** Start **

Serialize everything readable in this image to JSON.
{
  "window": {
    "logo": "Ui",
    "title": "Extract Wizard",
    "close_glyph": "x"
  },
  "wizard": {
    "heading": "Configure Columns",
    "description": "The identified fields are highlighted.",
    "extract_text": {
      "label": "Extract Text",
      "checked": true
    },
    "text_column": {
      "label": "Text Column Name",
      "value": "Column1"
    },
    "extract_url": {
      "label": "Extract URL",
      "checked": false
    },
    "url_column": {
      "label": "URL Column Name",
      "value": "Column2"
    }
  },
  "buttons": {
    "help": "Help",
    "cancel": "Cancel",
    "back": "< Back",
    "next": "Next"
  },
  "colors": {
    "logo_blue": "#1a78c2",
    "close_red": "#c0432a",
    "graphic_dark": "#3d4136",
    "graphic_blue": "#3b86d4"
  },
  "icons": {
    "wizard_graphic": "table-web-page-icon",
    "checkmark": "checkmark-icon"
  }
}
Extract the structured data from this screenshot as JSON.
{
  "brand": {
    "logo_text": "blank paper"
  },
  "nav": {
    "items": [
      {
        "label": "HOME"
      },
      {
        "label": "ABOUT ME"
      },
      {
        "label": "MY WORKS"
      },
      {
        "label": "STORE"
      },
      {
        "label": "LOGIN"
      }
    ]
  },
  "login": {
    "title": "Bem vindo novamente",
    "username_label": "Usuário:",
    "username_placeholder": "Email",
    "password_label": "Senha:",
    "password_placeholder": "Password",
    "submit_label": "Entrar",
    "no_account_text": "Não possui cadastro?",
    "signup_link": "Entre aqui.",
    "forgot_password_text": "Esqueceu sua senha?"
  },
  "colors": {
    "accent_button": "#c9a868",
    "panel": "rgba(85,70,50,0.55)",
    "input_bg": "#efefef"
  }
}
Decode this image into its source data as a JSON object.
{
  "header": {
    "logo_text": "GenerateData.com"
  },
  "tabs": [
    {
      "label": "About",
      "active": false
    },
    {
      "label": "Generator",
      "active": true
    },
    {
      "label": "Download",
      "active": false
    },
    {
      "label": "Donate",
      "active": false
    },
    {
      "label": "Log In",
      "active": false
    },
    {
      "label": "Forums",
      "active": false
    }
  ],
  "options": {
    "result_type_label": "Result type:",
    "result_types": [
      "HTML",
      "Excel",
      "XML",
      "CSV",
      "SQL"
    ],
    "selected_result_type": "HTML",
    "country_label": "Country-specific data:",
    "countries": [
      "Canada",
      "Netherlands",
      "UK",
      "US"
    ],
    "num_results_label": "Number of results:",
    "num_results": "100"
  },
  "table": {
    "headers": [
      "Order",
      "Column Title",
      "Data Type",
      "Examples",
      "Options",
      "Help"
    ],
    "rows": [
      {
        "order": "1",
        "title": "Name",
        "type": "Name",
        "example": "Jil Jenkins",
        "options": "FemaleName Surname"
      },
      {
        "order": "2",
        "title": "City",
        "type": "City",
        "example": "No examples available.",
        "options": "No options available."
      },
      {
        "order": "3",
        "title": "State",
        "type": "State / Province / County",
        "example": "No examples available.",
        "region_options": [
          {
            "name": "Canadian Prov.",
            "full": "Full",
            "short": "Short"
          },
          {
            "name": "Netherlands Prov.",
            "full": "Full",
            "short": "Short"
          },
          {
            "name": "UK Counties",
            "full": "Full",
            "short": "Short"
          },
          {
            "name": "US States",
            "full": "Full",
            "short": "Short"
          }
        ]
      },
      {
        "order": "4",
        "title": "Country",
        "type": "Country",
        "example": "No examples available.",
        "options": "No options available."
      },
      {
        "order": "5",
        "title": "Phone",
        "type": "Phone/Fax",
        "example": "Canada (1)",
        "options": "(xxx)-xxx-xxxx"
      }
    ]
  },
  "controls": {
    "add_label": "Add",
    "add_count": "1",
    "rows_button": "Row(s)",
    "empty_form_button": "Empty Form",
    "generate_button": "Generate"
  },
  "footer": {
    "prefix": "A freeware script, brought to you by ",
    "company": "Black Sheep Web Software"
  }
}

** End **

WHAT YOU NEED TO DO: Make a list of all lines in the data that contain "table".

EXPECTED OUTPUT:
    "wizard_graphic": "table-web-page-icon",
  "table": {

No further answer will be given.